GIVEN REQUEST -> Do not copy the pictures; transcribe all other material exactly.

SOURCE DATA ->
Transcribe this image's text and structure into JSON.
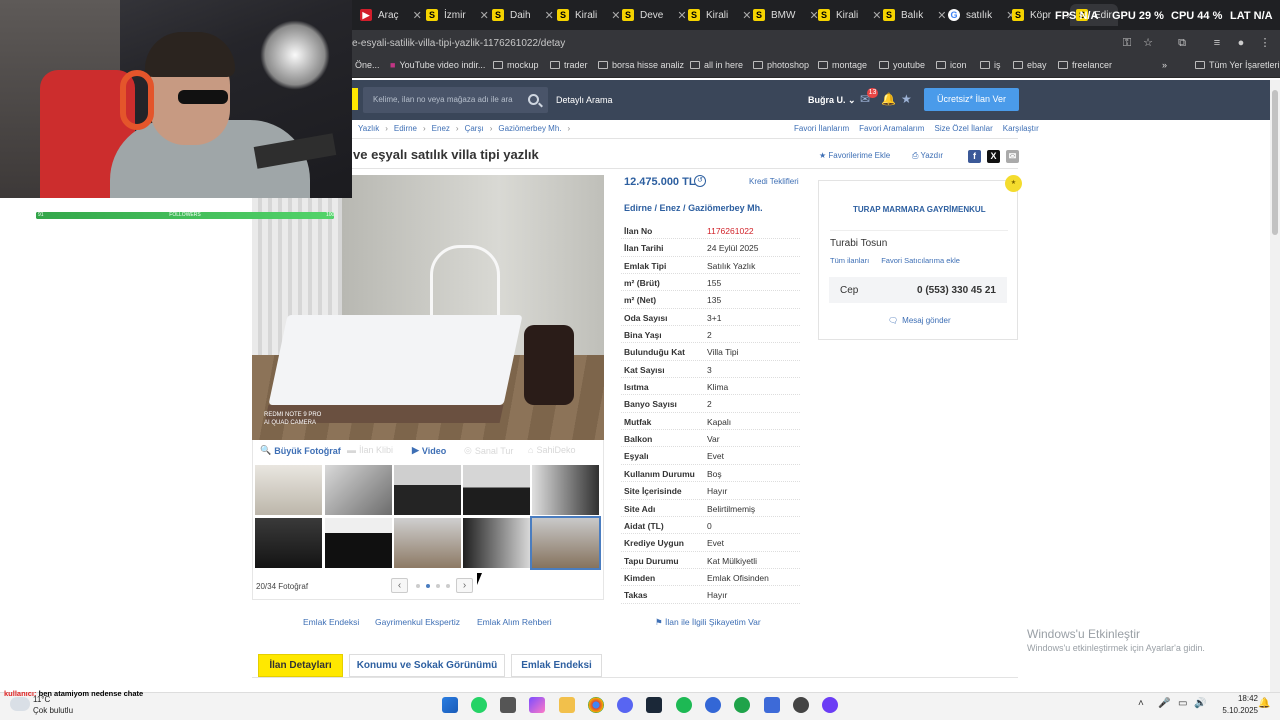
{
  "browser": {
    "tabs": [
      {
        "label": "Araç",
        "icon": "red"
      },
      {
        "label": "İzmir",
        "icon": "s"
      },
      {
        "label": "Daih",
        "icon": "s"
      },
      {
        "label": "Kirali",
        "icon": "s"
      },
      {
        "label": "Deve",
        "icon": "s"
      },
      {
        "label": "Kirali",
        "icon": "s"
      },
      {
        "label": "BMW",
        "icon": "s"
      },
      {
        "label": "Kirali",
        "icon": "s"
      },
      {
        "label": "Balık",
        "icon": "s"
      },
      {
        "label": "satılık",
        "icon": "g"
      },
      {
        "label": "Köpr",
        "icon": "s"
      },
      {
        "label": "Edir",
        "icon": "s"
      }
    ],
    "perf": {
      "fps": "FPS N/A",
      "gpu": "GPU 29 %",
      "cpu": "CPU 44 %",
      "lat": "LAT N/A"
    },
    "url": "e-esyali-satilik-villa-tipi-yazlik-1176261022/detay",
    "bookmarks": [
      "Öne...",
      "YouTube video indir...",
      "mockup",
      "trader",
      "borsa hisse analiz",
      "all in here",
      "photoshop",
      "montage",
      "youtube",
      "icon",
      "iş",
      "ebay",
      "freelancer"
    ],
    "all_bookmarks": "Tüm Yer İşaretleri"
  },
  "header": {
    "search_placeholder": "Kelime, ilan no veya mağaza adı ile ara",
    "detayli": "Detaylı Arama",
    "user": "Buğra U.",
    "notif_count": "13",
    "post_button": "Ücretsiz* İlan Ver"
  },
  "breadcrumbs": [
    "Yazlık",
    "Edirne",
    "Enez",
    "Çarşı",
    "Gaziömerbey Mh."
  ],
  "top_links": [
    "Favori İlanlarım",
    "Favori Aramalarım",
    "Size Özel İlanlar",
    "Karşılaştır"
  ],
  "listing": {
    "title": "ve eşyalı satılık villa tipi yazlık",
    "fav": "Favorilerime Ekle",
    "print": "Yazdır",
    "price": "12.475.000 TL",
    "kredi": "Kredi Teklifleri",
    "location": [
      "Edirne",
      "Enez",
      "Gaziömerbey Mh."
    ],
    "photo_label": "REDMI NOTE 9 PRO\nAI QUAD CAMERA",
    "photo_tabs": {
      "big": "Büyük Fotoğraf",
      "clip": "İlan Klibi",
      "video": "Video",
      "tour": "Sanal Tur",
      "sahibi": "SahiDeko"
    },
    "photo_count": "20/34 Fotoğraf",
    "details": [
      {
        "k": "İlan No",
        "v": "1176261022",
        "red": true
      },
      {
        "k": "İlan Tarihi",
        "v": "24 Eylül 2025"
      },
      {
        "k": "Emlak Tipi",
        "v": "Satılık Yazlık"
      },
      {
        "k": "m² (Brüt)",
        "v": "155"
      },
      {
        "k": "m² (Net)",
        "v": "135"
      },
      {
        "k": "Oda Sayısı",
        "v": "3+1"
      },
      {
        "k": "Bina Yaşı",
        "v": "2"
      },
      {
        "k": "Bulunduğu Kat",
        "v": "Villa Tipi"
      },
      {
        "k": "Kat Sayısı",
        "v": "3"
      },
      {
        "k": "Isıtma",
        "v": "Klima"
      },
      {
        "k": "Banyo Sayısı",
        "v": "2"
      },
      {
        "k": "Mutfak",
        "v": "Kapalı"
      },
      {
        "k": "Balkon",
        "v": "Var"
      },
      {
        "k": "Eşyalı",
        "v": "Evet"
      },
      {
        "k": "Kullanım Durumu",
        "v": "Boş"
      },
      {
        "k": "Site İçerisinde",
        "v": "Hayır"
      },
      {
        "k": "Site Adı",
        "v": "Belirtilmemiş"
      },
      {
        "k": "Aidat (TL)",
        "v": "0"
      },
      {
        "k": "Krediye Uygun",
        "v": "Evet"
      },
      {
        "k": "Tapu Durumu",
        "v": "Kat Mülkiyetli"
      },
      {
        "k": "Kimden",
        "v": "Emlak Ofisinden"
      },
      {
        "k": "Takas",
        "v": "Hayır"
      }
    ]
  },
  "seller": {
    "company": "TURAP MARMARA GAYRİMENKUL",
    "person": "Turabi Tosun",
    "all_listings": "Tüm ilanları",
    "fav_seller": "Favori Satıcılarıma ekle",
    "cep_label": "Cep",
    "phone": "0 (553) 330 45 21",
    "message": "Mesaj gönder"
  },
  "bottom_links": [
    "Emlak Endeksi",
    "Gayrimenkul Ekspertiz",
    "Emlak Alım Rehberi"
  ],
  "complaint": "İlan ile İlgili Şikayetim Var",
  "detail_tabs": [
    "İlan Detayları",
    "Konumu ve Sokak Görünümü",
    "Emlak Endeksi"
  ],
  "watermark": {
    "line1": "Windows'u Etkinleştir",
    "line2": "Windows'u etkinleştirmek için Ayarlar'a gidin."
  },
  "overlay": {
    "follow_label": "FOLLOWERS",
    "follow_left": "91",
    "follow_right": "100"
  },
  "taskbar": {
    "chat_nick": "kullanıcı:",
    "chat_msg": "ben atamiyom nedense chate",
    "weather_temp": "11°C",
    "weather_desc": "Çok bulutlu",
    "time": "18:42",
    "date": "5.10.2025"
  },
  "colors": {
    "accent": "#3e6fb5",
    "header": "#3a4659",
    "yellow": "#ffe800",
    "cta": "#4a9bea"
  }
}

EXPECTED ANSWER ->
Transcribe this image's text and structure into JSON.
{
  "browser": {
    "tabs": [
      {
        "label": "Araç",
        "icon": "red"
      },
      {
        "label": "İzmir",
        "icon": "s"
      },
      {
        "label": "Daih",
        "icon": "s"
      },
      {
        "label": "Kirali",
        "icon": "s"
      },
      {
        "label": "Deve",
        "icon": "s"
      },
      {
        "label": "Kirali",
        "icon": "s"
      },
      {
        "label": "BMW",
        "icon": "s"
      },
      {
        "label": "Kirali",
        "icon": "s"
      },
      {
        "label": "Balık",
        "icon": "s"
      },
      {
        "label": "satılık",
        "icon": "g"
      },
      {
        "label": "Köpr",
        "icon": "s"
      },
      {
        "label": "Edir",
        "icon": "s"
      }
    ],
    "perf": {
      "fps": "FPS N/A",
      "gpu": "GPU 29 %",
      "cpu": "CPU 44 %",
      "lat": "LAT N/A"
    },
    "url": "e-esyali-satilik-villa-tipi-yazlik-1176261022/detay",
    "bookmarks": [
      "Öne...",
      "YouTube video indir...",
      "mockup",
      "trader",
      "borsa hisse analiz",
      "all in here",
      "photoshop",
      "montage",
      "youtube",
      "icon",
      "iş",
      "ebay",
      "freelancer"
    ],
    "all_bookmarks": "Tüm Yer İşaretleri"
  },
  "header": {
    "search_placeholder": "Kelime, ilan no veya mağaza adı ile ara",
    "detayli": "Detaylı Arama",
    "user": "Buğra U.",
    "notif_count": "13",
    "post_button": "Ücretsiz* İlan Ver"
  },
  "breadcrumbs": [
    "Yazlık",
    "Edirne",
    "Enez",
    "Çarşı",
    "Gaziömerbey Mh."
  ],
  "top_links": [
    "Favori İlanlarım",
    "Favori Aramalarım",
    "Size Özel İlanlar",
    "Karşılaştır"
  ],
  "listing": {
    "title": "ve eşyalı satılık villa tipi yazlık",
    "fav": "Favorilerime Ekle",
    "print": "Yazdır",
    "price": "12.475.000 TL",
    "kredi": "Kredi Teklifleri",
    "location": [
      "Edirne",
      "Enez",
      "Gaziömerbey Mh."
    ],
    "photo_label": "REDMI NOTE 9 PRO\nAI QUAD CAMERA",
    "photo_tabs": {
      "big": "Büyük Fotoğraf",
      "clip": "İlan Klibi",
      "video": "Video",
      "tour": "Sanal Tur",
      "sahibi": "SahiDeko"
    },
    "photo_count": "20/34 Fotoğraf",
    "details": [
      {
        "k": "İlan No",
        "v": "1176261022",
        "red": true
      },
      {
        "k": "İlan Tarihi",
        "v": "24 Eylül 2025"
      },
      {
        "k": "Emlak Tipi",
        "v": "Satılık Yazlık"
      },
      {
        "k": "m² (Brüt)",
        "v": "155"
      },
      {
        "k": "m² (Net)",
        "v": "135"
      },
      {
        "k": "Oda Sayısı",
        "v": "3+1"
      },
      {
        "k": "Bina Yaşı",
        "v": "2"
      },
      {
        "k": "Bulunduğu Kat",
        "v": "Villa Tipi"
      },
      {
        "k": "Kat Sayısı",
        "v": "3"
      },
      {
        "k": "Isıtma",
        "v": "Klima"
      },
      {
        "k": "Banyo Sayısı",
        "v": "2"
      },
      {
        "k": "Mutfak",
        "v": "Kapalı"
      },
      {
        "k": "Balkon",
        "v": "Var"
      },
      {
        "k": "Eşyalı",
        "v": "Evet"
      },
      {
        "k": "Kullanım Durumu",
        "v": "Boş"
      },
      {
        "k": "Site İçerisinde",
        "v": "Hayır"
      },
      {
        "k": "Site Adı",
        "v": "Belirtilmemiş"
      },
      {
        "k": "Aidat (TL)",
        "v": "0"
      },
      {
        "k": "Krediye Uygun",
        "v": "Evet"
      },
      {
        "k": "Tapu Durumu",
        "v": "Kat Mülkiyetli"
      },
      {
        "k": "Kimden",
        "v": "Emlak Ofisinden"
      },
      {
        "k": "Takas",
        "v": "Hayır"
      }
    ]
  },
  "seller": {
    "company": "TURAP MARMARA GAYRİMENKUL",
    "person": "Turabi Tosun",
    "all_listings": "Tüm ilanları",
    "fav_seller": "Favori Satıcılarıma ekle",
    "cep_label": "Cep",
    "phone": "0 (553) 330 45 21",
    "message": "Mesaj gönder"
  },
  "bottom_links": [
    "Emlak Endeksi",
    "Gayrimenkul Ekspertiz",
    "Emlak Alım Rehberi"
  ],
  "complaint": "İlan ile İlgili Şikayetim Var",
  "detail_tabs": [
    "İlan Detayları",
    "Konumu ve Sokak Görünümü",
    "Emlak Endeksi"
  ],
  "watermark": {
    "line1": "Windows'u Etkinleştir",
    "line2": "Windows'u etkinleştirmek için Ayarlar'a gidin."
  },
  "overlay": {
    "follow_label": "FOLLOWERS",
    "follow_left": "91",
    "follow_right": "100"
  },
  "taskbar": {
    "chat_nick": "kullanıcı:",
    "chat_msg": "ben atamiyom nedense chate",
    "weather_temp": "11°C",
    "weather_desc": "Çok bulutlu",
    "time": "18:42",
    "date": "5.10.2025"
  },
  "colors": {
    "accent": "#3e6fb5",
    "header": "#3a4659",
    "yellow": "#ffe800",
    "cta": "#4a9bea"
  }
}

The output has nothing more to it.